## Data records
** start **

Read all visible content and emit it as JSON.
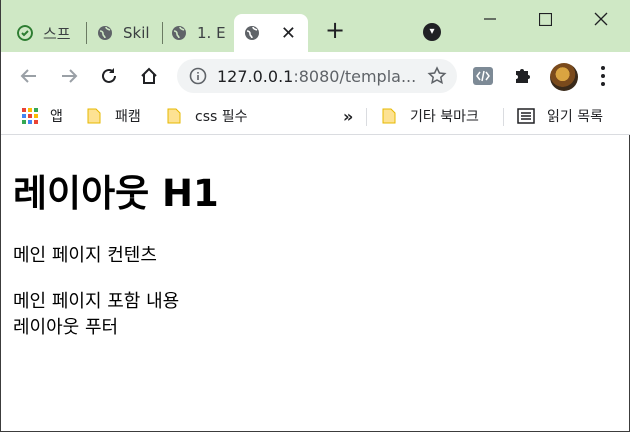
{
  "tabs": [
    {
      "label": "스프",
      "active": false
    },
    {
      "label": "Skil",
      "active": false
    },
    {
      "label": "1. E",
      "active": false
    },
    {
      "label": "",
      "active": true
    }
  ],
  "address_bar": {
    "host": "127.0.0.1",
    "rest": ":8080/templa..."
  },
  "bookmarks": {
    "apps_label": "앱",
    "items": [
      "패캠",
      "css 필수"
    ],
    "overflow": "»",
    "other": "기타 북마크",
    "reading_list": "읽기 목록"
  },
  "page": {
    "heading": "레이아웃 H1",
    "content": "메인 페이지 컨텐츠",
    "included": "메인 페이지 포함 내용",
    "footer": "레이아웃 푸터"
  },
  "colors": {
    "tabstrip": "#cfe8c5",
    "omnibox": "#f1f3f4"
  }
}
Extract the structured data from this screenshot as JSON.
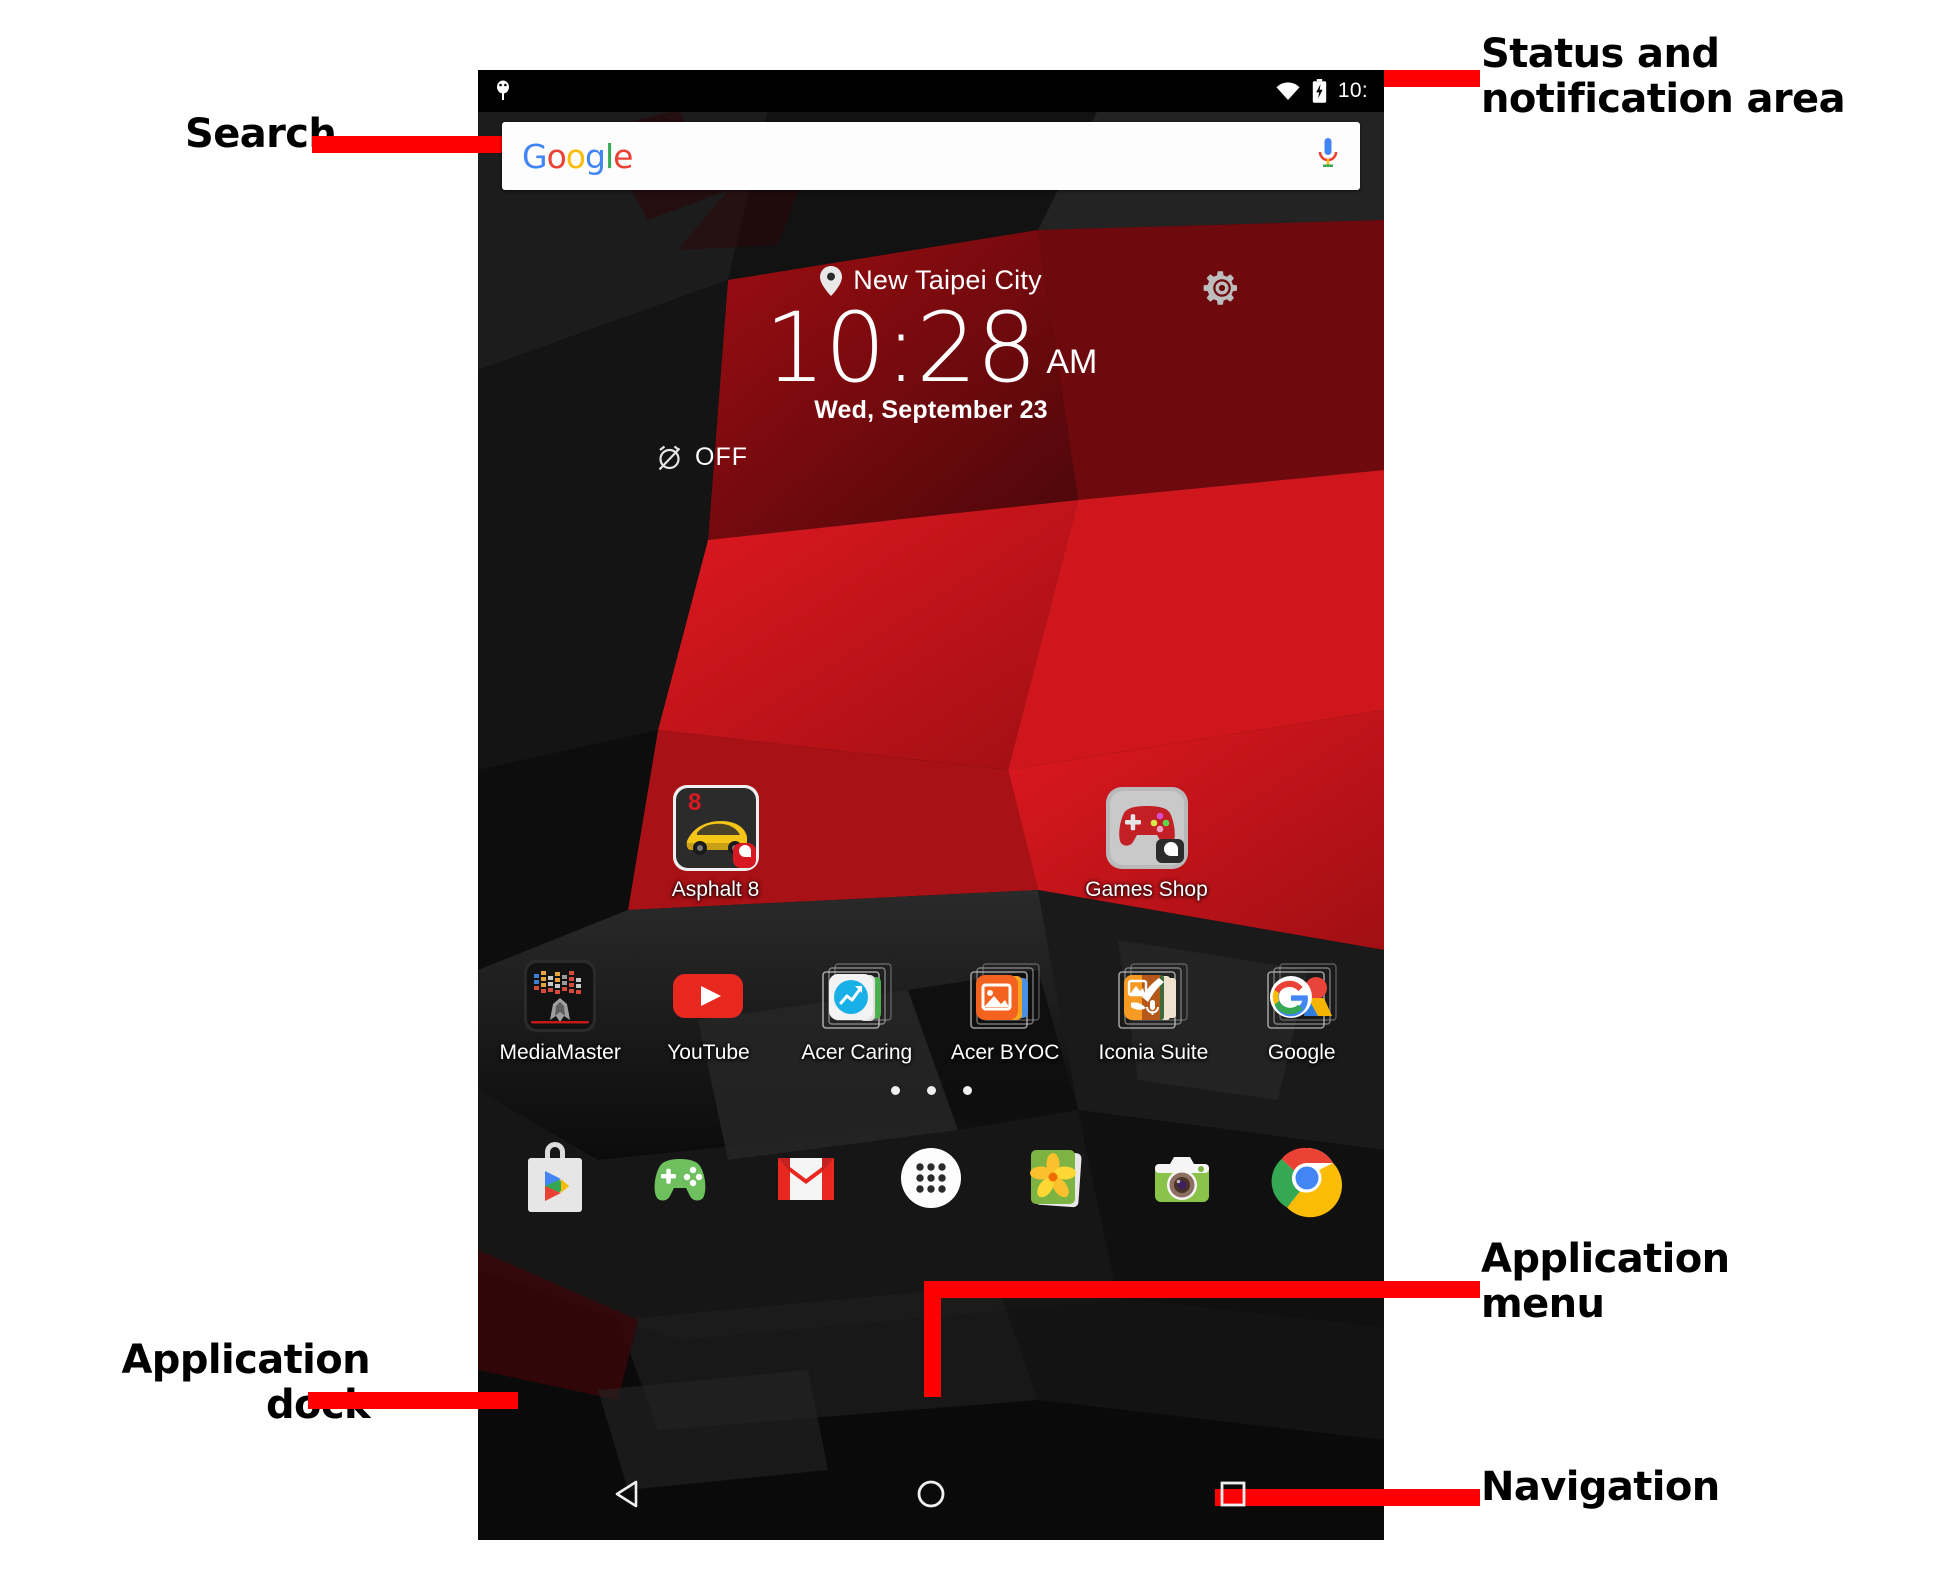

** end **

## PROBLEM TO WORK ON
Going through the entries above, tally each line that has the word "content". Answer with the number only.

## RESPONSE BELOW
2